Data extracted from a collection
****************************************

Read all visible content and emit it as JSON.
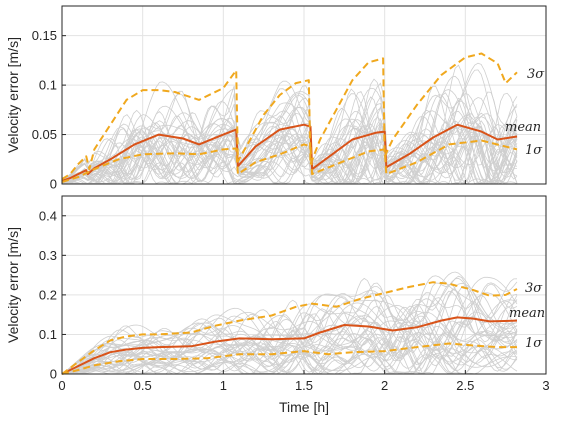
{
  "chart_data": [
    {
      "type": "line",
      "ylabel": "Velocity error [m/s]",
      "xlabel": "",
      "xlim": [
        0,
        3
      ],
      "ylim": [
        0,
        0.18
      ],
      "xticks": [
        0,
        0.5,
        1,
        1.5,
        2,
        2.5,
        3
      ],
      "xtick_labels_shown": false,
      "yticks": [
        0,
        0.05,
        0.1,
        0.15
      ],
      "ytick_labels": [
        "0",
        "0.05",
        "0.1",
        "0.15"
      ],
      "grid": true,
      "colors": {
        "mean": "#d95319",
        "sigma": "#f0a81e",
        "runs": "#cfcfcf"
      },
      "series": [
        {
          "name": "mean",
          "style": "solid",
          "x": [
            0,
            0.05,
            0.1,
            0.15,
            0.16,
            0.2,
            0.3,
            0.45,
            0.6,
            0.75,
            0.85,
            1.0,
            1.08,
            1.09,
            1.2,
            1.35,
            1.5,
            1.54,
            1.55,
            1.65,
            1.8,
            1.95,
            2.0,
            2.01,
            2.15,
            2.3,
            2.45,
            2.6,
            2.7,
            2.82
          ],
          "y": [
            0.003,
            0.006,
            0.01,
            0.014,
            0.01,
            0.016,
            0.025,
            0.04,
            0.05,
            0.046,
            0.04,
            0.05,
            0.055,
            0.018,
            0.038,
            0.055,
            0.06,
            0.058,
            0.015,
            0.027,
            0.045,
            0.052,
            0.053,
            0.017,
            0.03,
            0.047,
            0.06,
            0.053,
            0.045,
            0.048
          ]
        },
        {
          "name": "1σ",
          "style": "dashed",
          "x": [
            0,
            0.1,
            0.2,
            0.35,
            0.5,
            0.7,
            0.85,
            1.0,
            1.08,
            1.09,
            1.2,
            1.35,
            1.5,
            1.54,
            1.55,
            1.7,
            1.9,
            2.0,
            2.01,
            2.2,
            2.4,
            2.6,
            2.82
          ],
          "y": [
            0.002,
            0.007,
            0.015,
            0.025,
            0.03,
            0.031,
            0.03,
            0.035,
            0.036,
            0.01,
            0.022,
            0.03,
            0.04,
            0.038,
            0.01,
            0.02,
            0.033,
            0.035,
            0.01,
            0.022,
            0.04,
            0.044,
            0.035
          ]
        },
        {
          "name": "3σ",
          "style": "dashed",
          "x": [
            0,
            0.05,
            0.1,
            0.15,
            0.17,
            0.2,
            0.3,
            0.4,
            0.5,
            0.6,
            0.7,
            0.85,
            1.0,
            1.08,
            1.09,
            1.15,
            1.25,
            1.35,
            1.45,
            1.53,
            1.54,
            1.6,
            1.7,
            1.8,
            1.9,
            1.99,
            2.0,
            2.05,
            2.2,
            2.35,
            2.5,
            2.6,
            2.7,
            2.75,
            2.82
          ],
          "y": [
            0.005,
            0.01,
            0.02,
            0.028,
            0.015,
            0.035,
            0.06,
            0.085,
            0.095,
            0.095,
            0.093,
            0.085,
            0.097,
            0.115,
            0.023,
            0.04,
            0.07,
            0.09,
            0.102,
            0.105,
            0.02,
            0.045,
            0.075,
            0.105,
            0.123,
            0.127,
            0.028,
            0.045,
            0.08,
            0.11,
            0.128,
            0.132,
            0.122,
            0.102,
            0.113
          ]
        }
      ],
      "annotations": [
        "3σ",
        "mean",
        "1σ"
      ]
    },
    {
      "type": "line",
      "ylabel": "Velocity error [m/s]",
      "xlabel": "Time [h]",
      "xlim": [
        0,
        3
      ],
      "ylim": [
        0,
        0.45
      ],
      "xticks": [
        0,
        0.5,
        1,
        1.5,
        2,
        2.5,
        3
      ],
      "xtick_labels": [
        "0",
        "0.5",
        "1",
        "1.5",
        "2",
        "2.5",
        "3"
      ],
      "yticks": [
        0,
        0.1,
        0.2,
        0.3,
        0.4
      ],
      "ytick_labels": [
        "0",
        "0.1",
        "0.2",
        "0.3",
        "0.4"
      ],
      "grid": true,
      "colors": {
        "mean": "#d95319",
        "sigma": "#f0a81e",
        "runs": "#cfcfcf"
      },
      "series": [
        {
          "name": "mean",
          "style": "solid",
          "x": [
            0,
            0.1,
            0.2,
            0.3,
            0.4,
            0.5,
            0.6,
            0.8,
            0.95,
            1.1,
            1.3,
            1.5,
            1.6,
            1.75,
            1.9,
            2.05,
            2.2,
            2.35,
            2.45,
            2.55,
            2.65,
            2.82
          ],
          "y": [
            0,
            0.02,
            0.04,
            0.055,
            0.062,
            0.066,
            0.068,
            0.07,
            0.082,
            0.09,
            0.088,
            0.09,
            0.105,
            0.124,
            0.12,
            0.11,
            0.118,
            0.135,
            0.143,
            0.14,
            0.133,
            0.135
          ]
        },
        {
          "name": "1σ",
          "style": "dashed",
          "x": [
            0,
            0.1,
            0.2,
            0.35,
            0.5,
            0.7,
            0.9,
            1.1,
            1.3,
            1.5,
            1.65,
            1.8,
            2.0,
            2.2,
            2.4,
            2.55,
            2.7,
            2.82
          ],
          "y": [
            0,
            0.01,
            0.022,
            0.032,
            0.038,
            0.038,
            0.04,
            0.05,
            0.05,
            0.058,
            0.05,
            0.055,
            0.058,
            0.068,
            0.077,
            0.072,
            0.068,
            0.068
          ]
        },
        {
          "name": "3σ",
          "style": "dashed",
          "x": [
            0,
            0.1,
            0.2,
            0.3,
            0.4,
            0.5,
            0.6,
            0.8,
            0.95,
            1.1,
            1.3,
            1.45,
            1.55,
            1.7,
            1.85,
            2.0,
            2.15,
            2.3,
            2.4,
            2.55,
            2.65,
            2.75,
            2.82
          ],
          "y": [
            0,
            0.03,
            0.06,
            0.085,
            0.095,
            0.1,
            0.1,
            0.105,
            0.122,
            0.135,
            0.148,
            0.17,
            0.178,
            0.17,
            0.19,
            0.205,
            0.22,
            0.232,
            0.228,
            0.212,
            0.198,
            0.2,
            0.215
          ]
        }
      ],
      "annotations": [
        "3σ",
        "mean",
        "1σ"
      ]
    }
  ]
}
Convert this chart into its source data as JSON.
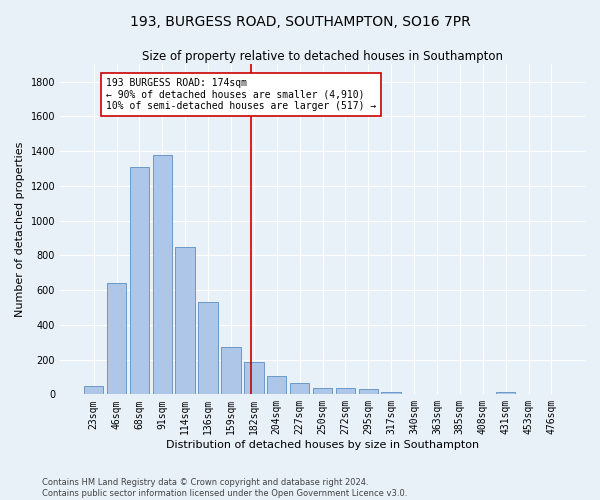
{
  "title": "193, BURGESS ROAD, SOUTHAMPTON, SO16 7PR",
  "subtitle": "Size of property relative to detached houses in Southampton",
  "xlabel": "Distribution of detached houses by size in Southampton",
  "ylabel": "Number of detached properties",
  "categories": [
    "23sqm",
    "46sqm",
    "68sqm",
    "91sqm",
    "114sqm",
    "136sqm",
    "159sqm",
    "182sqm",
    "204sqm",
    "227sqm",
    "250sqm",
    "272sqm",
    "295sqm",
    "317sqm",
    "340sqm",
    "363sqm",
    "385sqm",
    "408sqm",
    "431sqm",
    "453sqm",
    "476sqm"
  ],
  "values": [
    50,
    640,
    1310,
    1380,
    850,
    530,
    275,
    185,
    105,
    65,
    37,
    37,
    28,
    15,
    0,
    0,
    0,
    0,
    12,
    0,
    0
  ],
  "bar_color": "#aec6e8",
  "bar_edge_color": "#5a8fc2",
  "vline_color": "#cc0000",
  "annotation_text": "193 BURGESS ROAD: 174sqm\n← 90% of detached houses are smaller (4,910)\n10% of semi-detached houses are larger (517) →",
  "annotation_box_color": "#ffffff",
  "annotation_box_edge": "#cc0000",
  "background_color": "#e8f0f8",
  "grid_color": "#ffffff",
  "ylim": [
    0,
    1900
  ],
  "yticks": [
    0,
    200,
    400,
    600,
    800,
    1000,
    1200,
    1400,
    1600,
    1800
  ],
  "footer_line1": "Contains HM Land Registry data © Crown copyright and database right 2024.",
  "footer_line2": "Contains public sector information licensed under the Open Government Licence v3.0.",
  "title_fontsize": 10,
  "subtitle_fontsize": 8.5,
  "xlabel_fontsize": 8,
  "ylabel_fontsize": 8,
  "tick_fontsize": 7,
  "annotation_fontsize": 7,
  "footer_fontsize": 6
}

****************************************

**TASK TO CARRY OUT**
Collect each line of the entries that has the word "ROAD", copying it in full.

**EXERCISE ANSWER**
  "title": "193, BURGESS ROAD, SOUTHAMPTON, SO16 7PR",
  "annotation_text": "193 BURGESS ROAD: 174sqm\n← 90% of detached houses are smaller (4,910)\n10% of semi-detached houses are larger (517) →",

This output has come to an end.